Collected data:
>> start

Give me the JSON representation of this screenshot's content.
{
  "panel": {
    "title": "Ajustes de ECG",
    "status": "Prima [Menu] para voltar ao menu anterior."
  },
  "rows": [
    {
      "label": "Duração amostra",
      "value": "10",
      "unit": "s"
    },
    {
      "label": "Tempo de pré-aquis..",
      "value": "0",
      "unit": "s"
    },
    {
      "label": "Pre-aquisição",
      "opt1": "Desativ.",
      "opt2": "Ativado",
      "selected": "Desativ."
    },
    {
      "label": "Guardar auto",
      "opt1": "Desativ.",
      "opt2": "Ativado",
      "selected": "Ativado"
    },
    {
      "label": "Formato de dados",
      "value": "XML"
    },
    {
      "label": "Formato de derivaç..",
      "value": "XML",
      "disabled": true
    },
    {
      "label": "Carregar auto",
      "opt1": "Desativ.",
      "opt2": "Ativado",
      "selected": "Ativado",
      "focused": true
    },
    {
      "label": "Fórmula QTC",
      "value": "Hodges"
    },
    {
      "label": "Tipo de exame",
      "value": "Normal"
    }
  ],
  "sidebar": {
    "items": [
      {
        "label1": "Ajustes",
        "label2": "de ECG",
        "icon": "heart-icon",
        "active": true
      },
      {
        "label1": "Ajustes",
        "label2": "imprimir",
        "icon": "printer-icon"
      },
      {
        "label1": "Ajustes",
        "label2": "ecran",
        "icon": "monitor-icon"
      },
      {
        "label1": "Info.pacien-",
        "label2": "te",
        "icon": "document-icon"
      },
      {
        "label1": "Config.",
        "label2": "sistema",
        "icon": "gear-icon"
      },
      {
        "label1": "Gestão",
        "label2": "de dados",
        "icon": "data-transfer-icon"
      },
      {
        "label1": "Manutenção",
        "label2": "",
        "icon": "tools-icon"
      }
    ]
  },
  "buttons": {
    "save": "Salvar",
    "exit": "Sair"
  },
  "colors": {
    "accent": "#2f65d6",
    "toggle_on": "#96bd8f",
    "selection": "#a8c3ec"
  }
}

>> end

What the task asks:
Please restate the whole listing word for word.

Correct output:
Give me the JSON representation of this screenshot's content.
{
  "panel": {
    "title": "Ajustes de ECG",
    "status": "Prima [Menu] para voltar ao menu anterior."
  },
  "rows": [
    {
      "label": "Duração amostra",
      "value": "10",
      "unit": "s"
    },
    {
      "label": "Tempo de pré-aquis..",
      "value": "0",
      "unit": "s"
    },
    {
      "label": "Pre-aquisição",
      "opt1": "Desativ.",
      "opt2": "Ativado",
      "selected": "Desativ."
    },
    {
      "label": "Guardar auto",
      "opt1": "Desativ.",
      "opt2": "Ativado",
      "selected": "Ativado"
    },
    {
      "label": "Formato de dados",
      "value": "XML"
    },
    {
      "label": "Formato de derivaç..",
      "value": "XML",
      "disabled": true
    },
    {
      "label": "Carregar auto",
      "opt1": "Desativ.",
      "opt2": "Ativado",
      "selected": "Ativado",
      "focused": true
    },
    {
      "label": "Fórmula QTC",
      "value": "Hodges"
    },
    {
      "label": "Tipo de exame",
      "value": "Normal"
    }
  ],
  "sidebar": {
    "items": [
      {
        "label1": "Ajustes",
        "label2": "de ECG",
        "icon": "heart-icon",
        "active": true
      },
      {
        "label1": "Ajustes",
        "label2": "imprimir",
        "icon": "printer-icon"
      },
      {
        "label1": "Ajustes",
        "label2": "ecran",
        "icon": "monitor-icon"
      },
      {
        "label1": "Info.pacien-",
        "label2": "te",
        "icon": "document-icon"
      },
      {
        "label1": "Config.",
        "label2": "sistema",
        "icon": "gear-icon"
      },
      {
        "label1": "Gestão",
        "label2": "de dados",
        "icon": "data-transfer-icon"
      },
      {
        "label1": "Manutenção",
        "label2": "",
        "icon": "tools-icon"
      }
    ]
  },
  "buttons": {
    "save": "Salvar",
    "exit": "Sair"
  },
  "colors": {
    "accent": "#2f65d6",
    "toggle_on": "#96bd8f",
    "selection": "#a8c3ec"
  }
}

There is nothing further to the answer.